Exercise requirements:
• a. According to the comment thread on the four sources of pipeline, what two things really matter in sales?
• b. Resume the comment thread on the four sources of pipeline after its final line.
-- start of Supplied text --
8 responses to “The Four Sources of Pipeline and The Balance Across Them

  1. Dave, I have always followed your advice to identify and measure the 4 primary sources of pipeline. As you mentioned, percentage of pipeline by source is highly variable based upon multiple variables, including Go-To-Market motion (sales led versus sales led, inside sales versus field sales, solution ACV, etc.).

    Our research has captured the % pipeline generated by source (Sales Development, Direct Sales (AEs), and inbound marketing leads in recent research. We also have captured it at the Account-Based Marketing program level. The trends over the last few years has dramatically shifted pipeline contribution from marketing to sales development – but that is highly variable versus how “attribution” is factored into the percentages ;-(

    • Hit me with some numbers Ray! And yes, first question we’d both have was did the sales or SDRs truly generate the opportunity or were they calling into lists created and nurtured by marketing programs? Key point to me is not to get “over excited” about crediting people for this stuff. See my posts on “what really matters in sales” and it’s too things: pipeline coverage and pipeline conversion. We need to make sure we give ourselves a chance to hit the number and pipegen is all about that. So yes attribution is key and given its limitations we can’t get to excited about giving big bonuses or promotions based on it — we might be rewarding gamespersponship over performance. Either way, I’d love a few numbers!

  2. Brandon Glickstein

    Hi Dave,

    How would you attribute customer referrals?
-- end of Supplied text --
-- start of Data shown --
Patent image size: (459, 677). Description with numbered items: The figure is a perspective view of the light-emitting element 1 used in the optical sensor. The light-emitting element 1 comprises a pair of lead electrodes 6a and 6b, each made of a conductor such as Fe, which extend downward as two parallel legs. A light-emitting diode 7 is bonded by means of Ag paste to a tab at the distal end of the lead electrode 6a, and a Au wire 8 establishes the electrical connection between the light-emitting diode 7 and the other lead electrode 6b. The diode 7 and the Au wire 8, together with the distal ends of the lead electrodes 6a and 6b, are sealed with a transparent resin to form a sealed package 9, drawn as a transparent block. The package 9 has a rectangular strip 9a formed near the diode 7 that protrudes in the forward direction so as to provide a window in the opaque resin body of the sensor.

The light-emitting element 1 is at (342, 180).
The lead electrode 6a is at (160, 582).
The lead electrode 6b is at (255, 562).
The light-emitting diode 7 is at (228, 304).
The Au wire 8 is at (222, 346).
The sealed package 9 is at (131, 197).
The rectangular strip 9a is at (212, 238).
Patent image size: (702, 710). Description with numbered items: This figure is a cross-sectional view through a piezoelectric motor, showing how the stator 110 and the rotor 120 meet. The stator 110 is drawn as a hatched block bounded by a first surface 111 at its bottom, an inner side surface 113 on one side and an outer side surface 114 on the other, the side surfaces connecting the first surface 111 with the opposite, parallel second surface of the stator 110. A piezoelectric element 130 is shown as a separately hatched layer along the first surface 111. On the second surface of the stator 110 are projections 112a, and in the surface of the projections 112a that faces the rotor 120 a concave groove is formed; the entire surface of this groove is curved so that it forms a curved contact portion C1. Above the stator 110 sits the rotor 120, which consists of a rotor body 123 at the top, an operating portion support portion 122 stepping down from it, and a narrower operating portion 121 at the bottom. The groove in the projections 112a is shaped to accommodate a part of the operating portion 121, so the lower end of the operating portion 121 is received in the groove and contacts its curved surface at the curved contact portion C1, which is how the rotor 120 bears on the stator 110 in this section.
-- end of Data shown --
Answers to each task:
• a. Pipeline coverage and pipeline conversion.

• b.
    • Thanks for asking! At the risk of going into the attribution rabbit hole … well, for me word of mouth (WoM) is the lead source and if I had lead that converted to an oppty and the lead source was WoM then I’d attribute it to the marketing funnel. The deeper issue this cuts to is the limits of “our model” vs. “their reality” so I would personally try, where possible, to ask “how did you hear about us?” even if I theoretically knew their lead source (e.g., search) … because I want to know what made them run the search.

  3. Dave, love this, especially the money answer. How do you see this change as a company grows/matures?

    • Thanks for reading and I hope you’re well, Josh. That could be a whole post unto itself. Rough / quick guestimate answer: early (80, 0, 0, 10), growth (60, 10, 20, 10), scale (50, 10, 30, 10) — but there a whole lot of underlying assumptions in there about business model, GTM strategy, ABM. Net is marketing goes down, alliances goes up and the other two say roughly constant.

  4. Customer Success can also be a source of pipeline. Of course the attribution needs to work with AEs and Success not fighting for credit.